--- DATA RECORDS ---

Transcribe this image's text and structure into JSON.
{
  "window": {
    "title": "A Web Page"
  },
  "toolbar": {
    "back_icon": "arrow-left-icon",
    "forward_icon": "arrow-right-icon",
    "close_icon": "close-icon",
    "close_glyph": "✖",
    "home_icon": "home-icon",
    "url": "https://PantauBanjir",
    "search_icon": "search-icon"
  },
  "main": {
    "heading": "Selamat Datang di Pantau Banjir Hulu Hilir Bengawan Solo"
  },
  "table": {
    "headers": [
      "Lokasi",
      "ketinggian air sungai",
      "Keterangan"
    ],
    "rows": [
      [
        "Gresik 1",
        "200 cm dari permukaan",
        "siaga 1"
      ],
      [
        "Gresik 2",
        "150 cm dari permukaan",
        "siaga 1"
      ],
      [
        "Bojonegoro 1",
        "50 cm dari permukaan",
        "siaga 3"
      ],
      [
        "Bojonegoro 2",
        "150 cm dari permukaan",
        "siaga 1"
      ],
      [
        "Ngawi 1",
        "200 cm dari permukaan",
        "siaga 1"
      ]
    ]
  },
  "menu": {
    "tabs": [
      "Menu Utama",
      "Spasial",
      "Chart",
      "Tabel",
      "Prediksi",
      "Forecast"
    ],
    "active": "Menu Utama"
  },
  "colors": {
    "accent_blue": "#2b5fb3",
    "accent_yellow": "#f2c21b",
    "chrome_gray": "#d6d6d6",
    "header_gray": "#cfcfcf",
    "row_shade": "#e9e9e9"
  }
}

---

### TASK PROMPT
Report how many lines of the data hold the string "icon"; give only the number.

### EXERCISE OUTPUT
5